**SOURCE EXCERPT**
* * * * * * *

I think estimation, certainly in the way we do it on projects, is pointless. Actually that's a bit mean. I think that by doing estimation you will learn stuff. So by doing the process of estimation and planning and all those kind of things you'll discover things
and those things might be important. You might discover that actually there's a whole bunch of technology decisions you haven't thought about. There's a whole bunch of interfaces with third-party systems that suddenly come up while you're discussing the detail of a story and planning. So actually there's enormous value in having those sessions,
getting everyone together, and doing the thing we call planning and estimation. But because what we're trying to do is create a big backlog, any of those really important discoveries are accidental. We do accidental discovery. So whilst doing the objective of the session, which has come up with 400 stories with seven data points on each story,
we accidentally discover that there's some architectural decision we need to make. We accidentally discover, because the business sponsors are in the room, that when the guys are talking about where they're going to put the data center, that the business guys talk about latency and they say if you have the data center over here it's going to take too long to get messages to the exchange over here, and so that's bad.
And they go, oh crap, we didn't even think of that. Right, now we need to go and do stuff. But those things, there's an Australian agile coach I was working with. He called them oh shit moments. So I'm British, so I call them oh crap moments. And he says, you know those moments
that even when you've done all your agile and your BDD and your scrum and your whatever else, and you get in towards the end and you go, oh crap, oh crap, we didn't plan for that capacity. Oh crap, we didn't think that all these things would come out of testing. Oh crap. All these things. He says, what I want is to pull those old crap moments back.
I want to make those things happen earlier because I want the actual release and the path to production to be really, really boring. So deliberate discovery says this. What if instead of pretending that we made the likelihood come down to zero, we assume the following statement. Some unexpected bad things will happen.
I want you to write that and put it on a wall above your desk. I want to have posters of this. I'm going to unpack this. Sum. Sum is a non-zero amount. On your project, on the next project you do, in fact on the current project you do,
I'm going to go with three. Maybe two. But not none. You don't get to choose none. You get to choose a number bigger than none of things that are going to happen. A non-zero number of bad things are going to happen. Unexpected is this. You cannot plan for them. It's what Donald Rumsfeld calls the unknown unknowns.
All of the planning, all of the contingency you could possibly do, this thing will still jump out and bite you. Doesn't that suck? So a non-zero amount of things that you cannot possibly plan for are going to happen. Bad things means that they will adversely affect
the delivery of your project. They're not a thing that you can suddenly sidestep. They will get you. So let's do this again. Some unexpected bad things will happen. What would you do differently if you were to assume that?

* * * * * * *

**YOUR TASKS**
[a] Copy the lines of the listing between the line holding "428, 544, 455]" and the line holding "Text: $V_C$: $V_C$ bbox=[728, 657, 759, 683]", inclusive.
[b] Continue the talk on estimation and deliberate discovery from where it stops.

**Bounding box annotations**
* * * * * * *

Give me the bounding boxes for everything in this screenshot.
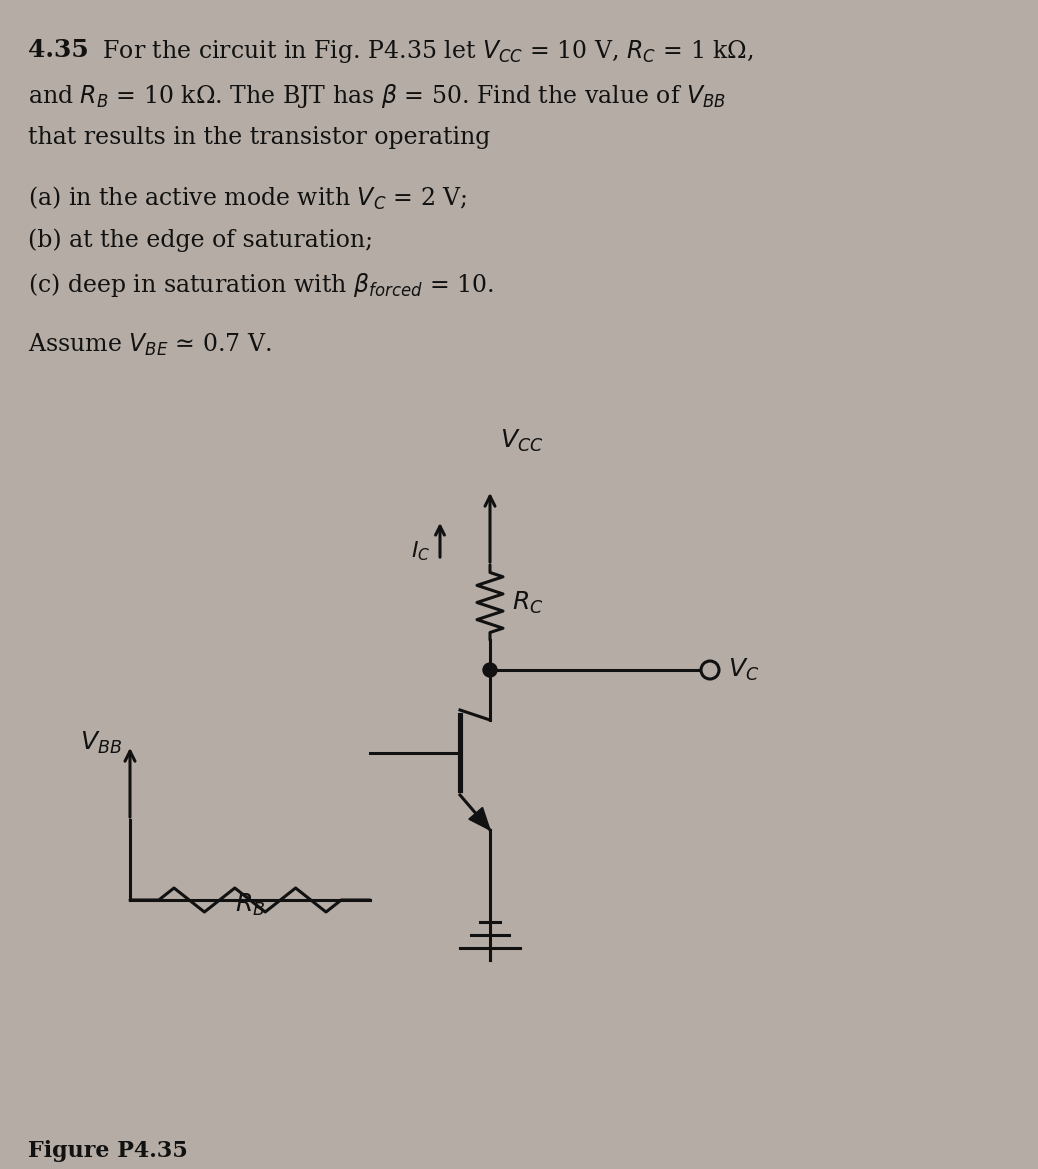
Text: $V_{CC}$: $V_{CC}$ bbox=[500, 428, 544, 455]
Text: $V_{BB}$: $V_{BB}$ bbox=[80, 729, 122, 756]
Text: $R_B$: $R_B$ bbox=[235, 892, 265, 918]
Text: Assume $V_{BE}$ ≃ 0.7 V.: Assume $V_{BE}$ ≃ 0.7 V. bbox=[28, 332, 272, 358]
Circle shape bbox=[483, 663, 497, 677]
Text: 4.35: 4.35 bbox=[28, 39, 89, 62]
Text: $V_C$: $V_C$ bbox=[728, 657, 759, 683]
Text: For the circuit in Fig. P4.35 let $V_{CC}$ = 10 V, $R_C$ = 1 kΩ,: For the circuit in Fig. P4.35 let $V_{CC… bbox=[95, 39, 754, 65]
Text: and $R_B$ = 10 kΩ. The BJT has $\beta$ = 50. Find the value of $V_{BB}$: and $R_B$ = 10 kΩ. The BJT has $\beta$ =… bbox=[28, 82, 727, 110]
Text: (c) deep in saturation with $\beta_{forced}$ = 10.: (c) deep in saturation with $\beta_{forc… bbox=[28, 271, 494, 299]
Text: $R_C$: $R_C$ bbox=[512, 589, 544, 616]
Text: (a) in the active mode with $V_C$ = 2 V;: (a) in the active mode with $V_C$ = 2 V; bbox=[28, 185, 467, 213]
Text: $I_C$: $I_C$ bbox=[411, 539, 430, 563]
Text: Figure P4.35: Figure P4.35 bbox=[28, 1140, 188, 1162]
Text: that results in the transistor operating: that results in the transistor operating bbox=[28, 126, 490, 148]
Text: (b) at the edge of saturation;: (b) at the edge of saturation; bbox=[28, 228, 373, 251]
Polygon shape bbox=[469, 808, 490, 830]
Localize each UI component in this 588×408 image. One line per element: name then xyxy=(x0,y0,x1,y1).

* * * * * * *

**RESULTS FOR EACH TASK**
[a]
Text: $V_{CC}$: $V_{CC}$ bbox=[500, 428, 544, 455]
Text: $V_{BB}$: $V_{BB}$ bbox=[80, 729, 122, 756]
Text: $R_B$: $R_B$ bbox=[235, 892, 265, 918]
Text: Assume $V_{BE}$ ≃ 0.7 V.: Assume $V_{BE}$ ≃ 0.7 V. bbox=[28, 332, 272, 358]
Circle shape bbox=[483, 663, 497, 677]
Text: 4.35: 4.35 bbox=[28, 39, 89, 62]
Text: $V_C$: $V_C$ bbox=[728, 657, 759, 683]

[b]
What could you do differently? And this is where I was going with the whole perils of estimation thing. Yes, get all those stakeholders in a room, because that's really important. But don't do this story thing. Do whatever you can think of to do. And there's tons of exercises and
games and things you can do, group activities you can do that are going to help you discover this stuff. And this is deliberate discovery. So assume you're second-order ignorant. Do you know what I mean by second-order ignorant? Second-order ignorant is you don't know that you don't know. First-order ignorant is I don't know how to do something.
So if I'm 5 years old and my mum drives me everywhere, I don't know that I can't drive, because I don't care that I can't drive. It's not even in my world. Mum operates the car. In fact, mum and the car are the same thing. I get in the car with mum in it and I go places.
When I get out, I get out of the car with mum in it. And when I come home, the car turns up with mum in it. It's fantastic. It's like they were made for each other. At some point, I'm about maybe 17 and I want to take my girlfriend on a date. And I'm very, very aware that I can't drive. I'm now first-order ignorant. I now know that I don't know how to drive.
So second-order ignorant I don't know what I don't know. In other words, you don't know what unexpected thing is going to happen. That's what I said about the unexpected thing you can't predict. What you can't do is make a list of all the things it might be. Or rather, you can, and the thing it is won't be on that list.
Make as long a list as you like. It still won't be on that list. You're second-order ignorant of the thing that's going to bite you, of the non-zero number of things. Are you uncomfortable yet? Because this is reality. This is what actually happens So now let's assume that you can actively reduce your ignorance.
And the way you do that is you get together and you think of all the axes and it's a group activity. And the great thing with groupthink is they will come up with stuff on that list that you wouldn't have. Aha, there's your second order right there. Brilliant. So trading, market conditions might be a thing that one of the business guys, one of the traders comes up with, that as a techie I might not have come up with.
We end up with all these different axes, all these different vectors along which we might be variously ignorant. And then we could maybe put a number against those or a low, medium, high of how comfortable we are with that part of the domain. Maybe the technology stack, maybe how we're going to integrate with our third parties. Maybe one of the things that I was doing
was connecting to exchanges, financial trading exchanges. Every single financial exchange, when you connect to them, is subtly and evilly different from all the others. Writing software that connects to an exchange is a black heart. I tried it once and I sucked at it. I spent a long time trying to be good at it,
and I sucked at it. We've got guys at DRW who are really, really good at it, and they scare me. But you can actively reduce your ignorance. If you know that you're going to be connecting to a new exchange, you know right there there's going to be dragons. Let's do that thing early. Let's do that really uncomfortable thing early because then we'll have a sense of certainty around it.
Then there's this idea of double loop learning. A guy called Chris Argyris talks about this. He says double loop learning. Single loop learning is your lean plan, do, check, adapt cycle. The idea is you decide that you're going to do something. That's your plan. You say, we're going to start automating our builds.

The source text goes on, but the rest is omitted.